Stated problem:
Copy each line that contains the string "ANONIMA".

## Begin Extracted material

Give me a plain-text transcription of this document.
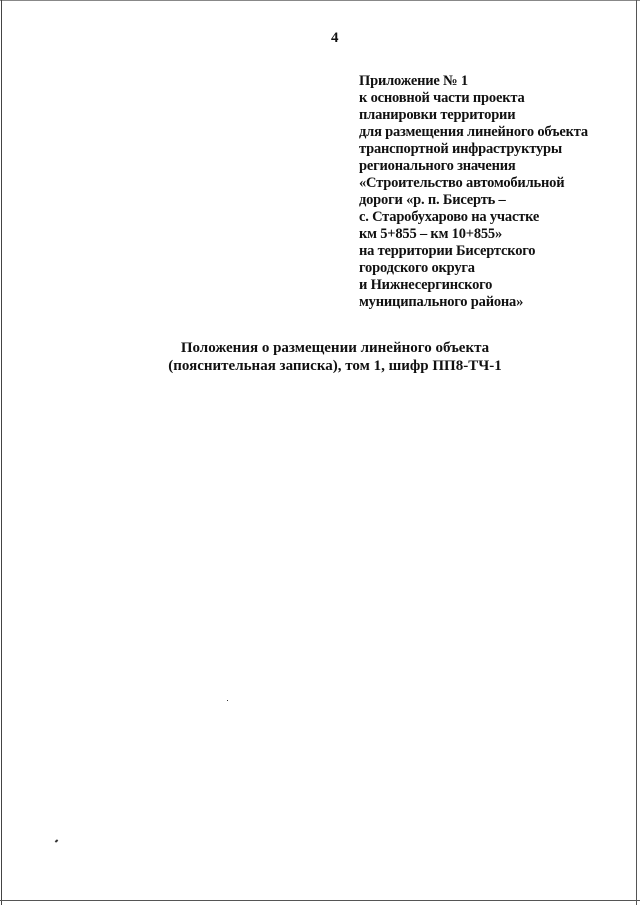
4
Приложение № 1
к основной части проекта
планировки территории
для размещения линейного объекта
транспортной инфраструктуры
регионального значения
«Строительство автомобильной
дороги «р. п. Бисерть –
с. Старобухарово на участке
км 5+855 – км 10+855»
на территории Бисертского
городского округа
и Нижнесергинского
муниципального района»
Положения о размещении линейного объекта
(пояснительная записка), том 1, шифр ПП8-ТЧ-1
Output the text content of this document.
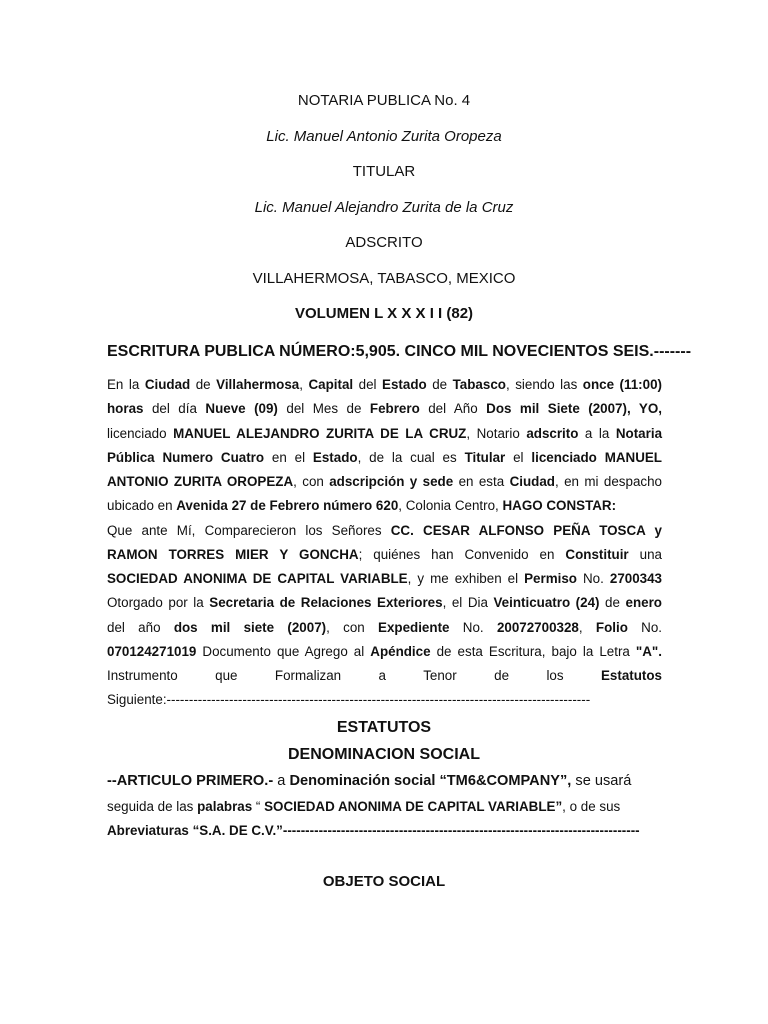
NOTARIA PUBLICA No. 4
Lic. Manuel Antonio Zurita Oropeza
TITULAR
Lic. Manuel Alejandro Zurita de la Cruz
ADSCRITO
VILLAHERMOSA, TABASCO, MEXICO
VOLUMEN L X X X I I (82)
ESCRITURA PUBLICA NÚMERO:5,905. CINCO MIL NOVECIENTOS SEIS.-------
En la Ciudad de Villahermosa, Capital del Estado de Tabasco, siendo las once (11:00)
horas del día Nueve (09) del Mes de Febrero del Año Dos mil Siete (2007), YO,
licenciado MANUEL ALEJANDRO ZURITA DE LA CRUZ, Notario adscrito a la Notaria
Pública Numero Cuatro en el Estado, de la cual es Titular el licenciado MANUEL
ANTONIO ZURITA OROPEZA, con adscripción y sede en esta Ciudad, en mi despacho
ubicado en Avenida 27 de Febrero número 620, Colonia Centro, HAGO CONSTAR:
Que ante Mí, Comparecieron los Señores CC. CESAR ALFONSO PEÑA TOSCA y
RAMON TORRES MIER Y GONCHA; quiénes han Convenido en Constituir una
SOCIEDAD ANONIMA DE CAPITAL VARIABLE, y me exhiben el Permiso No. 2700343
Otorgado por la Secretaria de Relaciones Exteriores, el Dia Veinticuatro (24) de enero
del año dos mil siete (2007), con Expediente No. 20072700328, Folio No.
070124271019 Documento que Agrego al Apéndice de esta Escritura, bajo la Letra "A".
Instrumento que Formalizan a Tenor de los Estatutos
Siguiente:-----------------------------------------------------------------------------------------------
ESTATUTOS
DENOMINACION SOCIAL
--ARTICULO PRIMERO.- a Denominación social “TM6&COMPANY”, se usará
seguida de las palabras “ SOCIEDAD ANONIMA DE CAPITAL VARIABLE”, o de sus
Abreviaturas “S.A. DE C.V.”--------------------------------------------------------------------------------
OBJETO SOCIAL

## End Extracted material
## Begin Extracted material

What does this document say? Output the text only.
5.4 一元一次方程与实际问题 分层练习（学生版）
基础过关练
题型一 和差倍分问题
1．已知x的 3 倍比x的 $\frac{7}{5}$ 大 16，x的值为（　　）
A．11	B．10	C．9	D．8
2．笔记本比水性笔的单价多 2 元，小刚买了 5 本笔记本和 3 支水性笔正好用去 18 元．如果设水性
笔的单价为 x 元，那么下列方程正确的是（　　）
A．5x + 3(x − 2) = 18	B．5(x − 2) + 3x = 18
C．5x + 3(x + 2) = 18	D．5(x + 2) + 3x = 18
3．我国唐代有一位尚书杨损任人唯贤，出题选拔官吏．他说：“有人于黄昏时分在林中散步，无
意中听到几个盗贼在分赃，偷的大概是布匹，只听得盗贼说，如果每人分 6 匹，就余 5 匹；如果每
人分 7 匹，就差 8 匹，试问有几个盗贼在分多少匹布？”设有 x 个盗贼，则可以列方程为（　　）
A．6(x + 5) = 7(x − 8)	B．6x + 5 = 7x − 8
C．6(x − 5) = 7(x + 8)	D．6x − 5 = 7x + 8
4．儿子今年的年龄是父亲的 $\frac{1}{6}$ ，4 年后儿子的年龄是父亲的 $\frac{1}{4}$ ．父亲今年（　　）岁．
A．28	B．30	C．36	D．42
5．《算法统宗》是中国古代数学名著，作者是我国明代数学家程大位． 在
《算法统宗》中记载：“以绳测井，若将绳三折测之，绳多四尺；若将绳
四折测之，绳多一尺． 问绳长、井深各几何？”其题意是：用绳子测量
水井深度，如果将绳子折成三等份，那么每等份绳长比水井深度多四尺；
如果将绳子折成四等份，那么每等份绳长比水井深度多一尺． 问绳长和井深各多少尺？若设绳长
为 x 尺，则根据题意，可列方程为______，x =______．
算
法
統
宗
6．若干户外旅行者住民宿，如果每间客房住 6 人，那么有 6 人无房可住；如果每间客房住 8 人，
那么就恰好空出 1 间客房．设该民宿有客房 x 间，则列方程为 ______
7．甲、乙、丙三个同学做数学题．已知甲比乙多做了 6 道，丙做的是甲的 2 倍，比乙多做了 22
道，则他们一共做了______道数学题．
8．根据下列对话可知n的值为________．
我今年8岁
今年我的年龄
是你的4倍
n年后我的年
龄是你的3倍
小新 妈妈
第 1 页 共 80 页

## End Extracted material
## Begin Extracted material

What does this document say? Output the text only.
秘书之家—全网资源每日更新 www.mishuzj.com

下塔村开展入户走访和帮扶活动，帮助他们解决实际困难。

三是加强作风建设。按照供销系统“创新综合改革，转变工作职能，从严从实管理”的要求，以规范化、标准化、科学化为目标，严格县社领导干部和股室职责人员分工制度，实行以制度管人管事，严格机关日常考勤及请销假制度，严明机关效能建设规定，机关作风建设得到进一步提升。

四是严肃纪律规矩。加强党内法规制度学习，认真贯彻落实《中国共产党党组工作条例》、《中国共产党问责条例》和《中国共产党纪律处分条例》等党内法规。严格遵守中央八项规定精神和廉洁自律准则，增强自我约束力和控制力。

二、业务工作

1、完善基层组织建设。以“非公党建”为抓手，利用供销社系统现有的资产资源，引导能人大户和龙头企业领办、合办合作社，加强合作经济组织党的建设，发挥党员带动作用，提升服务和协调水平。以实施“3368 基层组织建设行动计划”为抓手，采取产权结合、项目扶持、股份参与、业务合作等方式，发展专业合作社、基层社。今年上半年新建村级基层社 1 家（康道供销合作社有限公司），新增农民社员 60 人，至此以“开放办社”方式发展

## End Extracted material

Response to this exercise:
SOCIEDAD ANONIMA DE CAPITAL VARIABLE, y me exhiben el Permiso No. 2700343
seguida de las palabras “ SOCIEDAD ANONIMA DE CAPITAL VARIABLE”, o de sus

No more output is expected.